It’s been a year since my ham-glaze-hell-on-earth incident, and I’ve become accustomed to my sub-par range. I’ve boiled ears of summer corn on the cooktop without incident and heated taco shells for Taco Tuesday weekly. I’ve prepared baked birthday macaroni and cheese for my hubby in August. I’ve even prepared a full holiday meal for Thanksgiving – roast turkey, dressing, and all the trimmings. I’ve made my signature dishes (that same mac-n-cheese as well as my corn casserole) to pass at the Christmas Day celebration hosted by my daughter in her new home. I even made Easter dinner numero dos, albeit only for two thanks to the Covid-19 quarantine. Yes, I did, indeed, make another ham with glaze. The recipe de jour this year was a sweet tea brown sugar glaze, and, no, there was no “debacle” this time around.
It’s taken over a year to get use to cooking on my electric range. I still miss my old gas one. I miss a lot of things. I’ve been through a great deal of change in the past few years and little of it has been comfortable. I left a profession that I worked in for almost twenty years. I’ve lost friendships. I lost both my parents. I left a house that I lived in longer than any other place in my life. It was the place where I raised my children. My life has felt strange and unfamiliar for long time.
There is comfort in the familiar. The job you’ve been going to since you graduated from college. Your family. The friends you’ve known forever. The house you’ve lived in for years. The range you’ve cooked dozens of holiday dinners on. Familiar feels good. It’s warm and easy. Some people find change exciting and interesting. I do not. It’s hard, for me, and stressful and I often fight it. Not having my parents around will never feel quite right, but I’m adapting to it. Working in a job that pays half of what I made in my former profession hasn’t been easy, but I’m getting used to it. Living in a two-bedroom, one bathroom 880 square foot condo has been an adjustment. Cooking for two on the electric range in our condo will never be the same as preparing meals for a family of five on a bad-ass gas range in a two-story family home on an acre lot in a quiet neighborhood. Change is hard, but if you grit your teeth and can endure it, I’m convinced you emerge further evolved than you once were…and that’s a good thing. This thought reminds me of a portion of the song Everything Will Change by Gavin DeGraw.
Back when it used to hurt
Took you a little while just to find the words
Losing, well, it sometimes burns, but you keep moving on
You’ve got to grow strong like you’re leading the nation
Got to make the best out of this situation
Get your hands up like it’s a celebration
And you keep moving on
Singing hey, before it gets too late
Before the night is over, before the world’s awake
Everything will change
Hey, I feel it coming on
Starting like a fire, tonight you lit the flame
Now everything will change
Yes, adapting to cooking on an electric range after cooking on a gas one is a purely first world problem and not at all a true traumatic, life altering change. Still, for me, it’s a symbol. It’s a symbol of resilience. It’s a symbol of my will to “fight” when I’m feeling defeated, overwhelmed, and beaten down. Yes, it “took me a while to find the words,” but they’re found now and Change has been embraced. So, do me a solid, Change, okay? Return the fucking favor.

» **Work instruction**: Rewrite the part of the essay on cooking with an electric range starting at "It’s been a" and ending at "this time around.", changing "hubby" to "husband".

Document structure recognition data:
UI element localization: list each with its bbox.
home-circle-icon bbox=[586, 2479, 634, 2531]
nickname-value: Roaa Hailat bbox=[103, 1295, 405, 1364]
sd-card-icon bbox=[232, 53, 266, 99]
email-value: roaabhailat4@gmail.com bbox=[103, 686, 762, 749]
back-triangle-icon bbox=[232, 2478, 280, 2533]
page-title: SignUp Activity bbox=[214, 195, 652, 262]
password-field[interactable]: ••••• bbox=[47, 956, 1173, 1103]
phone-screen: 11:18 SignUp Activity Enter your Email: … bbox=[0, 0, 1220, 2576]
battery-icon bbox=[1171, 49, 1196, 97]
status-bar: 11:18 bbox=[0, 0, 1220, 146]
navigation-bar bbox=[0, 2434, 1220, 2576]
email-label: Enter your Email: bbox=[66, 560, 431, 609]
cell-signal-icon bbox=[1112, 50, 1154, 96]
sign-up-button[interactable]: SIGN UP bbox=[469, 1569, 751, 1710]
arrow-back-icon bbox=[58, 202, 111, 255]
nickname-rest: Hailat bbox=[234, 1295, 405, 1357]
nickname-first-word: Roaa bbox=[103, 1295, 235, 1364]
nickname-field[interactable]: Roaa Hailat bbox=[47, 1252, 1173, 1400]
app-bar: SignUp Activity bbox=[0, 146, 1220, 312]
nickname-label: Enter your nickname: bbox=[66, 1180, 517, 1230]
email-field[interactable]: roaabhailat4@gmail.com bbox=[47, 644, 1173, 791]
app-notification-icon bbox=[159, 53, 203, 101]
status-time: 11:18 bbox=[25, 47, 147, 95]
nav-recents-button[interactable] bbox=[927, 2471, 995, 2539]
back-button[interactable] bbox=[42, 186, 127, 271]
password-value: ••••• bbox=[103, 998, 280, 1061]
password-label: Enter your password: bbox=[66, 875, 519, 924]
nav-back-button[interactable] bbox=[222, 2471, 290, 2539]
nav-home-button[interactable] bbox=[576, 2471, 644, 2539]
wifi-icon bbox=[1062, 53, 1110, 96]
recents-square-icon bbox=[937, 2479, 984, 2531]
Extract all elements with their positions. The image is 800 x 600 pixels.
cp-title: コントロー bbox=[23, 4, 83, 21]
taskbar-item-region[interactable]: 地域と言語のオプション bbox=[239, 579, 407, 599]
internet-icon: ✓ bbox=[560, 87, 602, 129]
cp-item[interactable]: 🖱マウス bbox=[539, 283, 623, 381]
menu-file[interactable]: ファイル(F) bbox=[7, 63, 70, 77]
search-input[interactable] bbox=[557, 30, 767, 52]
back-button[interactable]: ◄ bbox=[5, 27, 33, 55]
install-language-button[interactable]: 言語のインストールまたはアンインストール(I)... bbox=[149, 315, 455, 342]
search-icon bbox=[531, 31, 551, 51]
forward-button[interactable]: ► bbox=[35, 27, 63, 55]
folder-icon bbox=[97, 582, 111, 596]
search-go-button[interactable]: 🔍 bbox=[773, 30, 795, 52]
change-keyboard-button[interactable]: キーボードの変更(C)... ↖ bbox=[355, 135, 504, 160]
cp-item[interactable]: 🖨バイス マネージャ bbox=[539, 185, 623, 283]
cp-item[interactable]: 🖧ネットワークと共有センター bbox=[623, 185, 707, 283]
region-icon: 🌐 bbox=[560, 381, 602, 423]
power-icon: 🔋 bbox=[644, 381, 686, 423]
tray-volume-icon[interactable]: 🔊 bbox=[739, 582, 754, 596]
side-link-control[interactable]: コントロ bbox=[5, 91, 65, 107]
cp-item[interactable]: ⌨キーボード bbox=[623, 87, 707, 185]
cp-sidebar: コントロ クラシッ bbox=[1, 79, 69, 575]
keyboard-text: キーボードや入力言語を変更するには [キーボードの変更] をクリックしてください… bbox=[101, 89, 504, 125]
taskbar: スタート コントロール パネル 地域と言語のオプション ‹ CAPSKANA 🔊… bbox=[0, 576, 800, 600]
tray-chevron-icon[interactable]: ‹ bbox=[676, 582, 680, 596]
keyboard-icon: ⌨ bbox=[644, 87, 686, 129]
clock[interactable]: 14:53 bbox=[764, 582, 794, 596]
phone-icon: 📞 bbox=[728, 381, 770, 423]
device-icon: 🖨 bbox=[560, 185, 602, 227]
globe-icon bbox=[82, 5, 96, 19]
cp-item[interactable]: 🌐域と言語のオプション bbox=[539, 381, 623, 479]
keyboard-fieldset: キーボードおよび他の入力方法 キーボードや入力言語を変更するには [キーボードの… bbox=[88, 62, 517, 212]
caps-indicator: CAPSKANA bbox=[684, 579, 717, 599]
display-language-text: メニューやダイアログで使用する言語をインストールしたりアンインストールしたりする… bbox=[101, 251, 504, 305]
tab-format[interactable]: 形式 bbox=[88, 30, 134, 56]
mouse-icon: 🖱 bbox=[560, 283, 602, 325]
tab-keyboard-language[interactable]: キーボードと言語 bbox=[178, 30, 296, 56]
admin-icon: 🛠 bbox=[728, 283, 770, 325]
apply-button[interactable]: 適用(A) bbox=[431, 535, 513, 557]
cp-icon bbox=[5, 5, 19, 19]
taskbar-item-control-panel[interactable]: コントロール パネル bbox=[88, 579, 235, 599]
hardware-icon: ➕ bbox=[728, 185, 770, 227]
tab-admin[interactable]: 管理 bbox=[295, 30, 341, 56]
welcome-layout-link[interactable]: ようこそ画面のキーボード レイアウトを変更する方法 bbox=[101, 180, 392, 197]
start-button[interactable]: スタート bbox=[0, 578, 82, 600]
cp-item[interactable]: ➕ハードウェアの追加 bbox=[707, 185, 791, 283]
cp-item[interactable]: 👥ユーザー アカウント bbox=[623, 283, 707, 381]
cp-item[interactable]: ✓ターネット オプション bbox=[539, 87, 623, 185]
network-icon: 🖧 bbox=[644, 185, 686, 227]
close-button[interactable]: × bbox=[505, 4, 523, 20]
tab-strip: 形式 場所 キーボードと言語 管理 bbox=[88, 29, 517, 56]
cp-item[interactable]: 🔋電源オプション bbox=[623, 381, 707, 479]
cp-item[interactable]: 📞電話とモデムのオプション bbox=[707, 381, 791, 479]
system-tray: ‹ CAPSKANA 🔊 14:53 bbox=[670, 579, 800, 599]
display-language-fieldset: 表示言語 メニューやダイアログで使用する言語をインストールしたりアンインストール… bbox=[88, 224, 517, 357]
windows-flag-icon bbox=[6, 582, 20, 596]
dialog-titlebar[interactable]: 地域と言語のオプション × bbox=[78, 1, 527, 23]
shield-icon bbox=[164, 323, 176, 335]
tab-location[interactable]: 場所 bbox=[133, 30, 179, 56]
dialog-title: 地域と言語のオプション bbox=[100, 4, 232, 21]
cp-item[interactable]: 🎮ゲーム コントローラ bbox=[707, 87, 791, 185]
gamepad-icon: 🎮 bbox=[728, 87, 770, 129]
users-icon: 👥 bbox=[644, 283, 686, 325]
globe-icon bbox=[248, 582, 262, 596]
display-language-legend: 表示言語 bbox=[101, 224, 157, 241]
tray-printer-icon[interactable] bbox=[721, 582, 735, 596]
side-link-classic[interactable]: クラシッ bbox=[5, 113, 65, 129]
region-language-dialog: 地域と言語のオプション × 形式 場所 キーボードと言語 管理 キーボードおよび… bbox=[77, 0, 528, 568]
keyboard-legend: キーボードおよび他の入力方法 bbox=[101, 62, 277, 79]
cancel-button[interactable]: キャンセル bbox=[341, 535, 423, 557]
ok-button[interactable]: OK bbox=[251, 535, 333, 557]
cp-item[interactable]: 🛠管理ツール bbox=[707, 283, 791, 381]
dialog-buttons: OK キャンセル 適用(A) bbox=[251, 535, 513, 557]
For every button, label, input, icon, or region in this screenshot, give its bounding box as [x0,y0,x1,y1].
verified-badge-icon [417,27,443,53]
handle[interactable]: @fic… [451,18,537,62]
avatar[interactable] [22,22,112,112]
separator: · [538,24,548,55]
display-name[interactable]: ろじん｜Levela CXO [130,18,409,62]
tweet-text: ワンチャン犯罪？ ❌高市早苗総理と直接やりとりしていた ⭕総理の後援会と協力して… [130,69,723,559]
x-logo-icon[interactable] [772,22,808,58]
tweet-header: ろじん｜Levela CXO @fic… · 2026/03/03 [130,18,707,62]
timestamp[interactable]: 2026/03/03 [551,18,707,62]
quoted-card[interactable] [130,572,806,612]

» **Your solution**:
It’s been a year since my ham-glaze-hell-on-earth incident, and I’ve become accustomed to my sub-par range. I’ve boiled ears of summer corn on the cooktop without incident and heated taco shells for Taco Tuesday weekly. I’ve prepared baked birthday macaroni and cheese for my husband in August. I’ve even prepared a full holiday meal for Thanksgiving – roast turkey, dressing, and all the trimmings. I’ve made my signature dishes (that same mac-n-cheese as well as my corn casserole) to pass at the Christmas Day celebration hosted by my daughter in her new home. I even made Easter dinner numero dos, albeit only for two thanks to the Covid-19 quarantine. Yes, I did, indeed, make another ham with glaze. The recipe de jour this year was a sweet tea brown sugar glaze, and, no, there was no “debacle” this time around.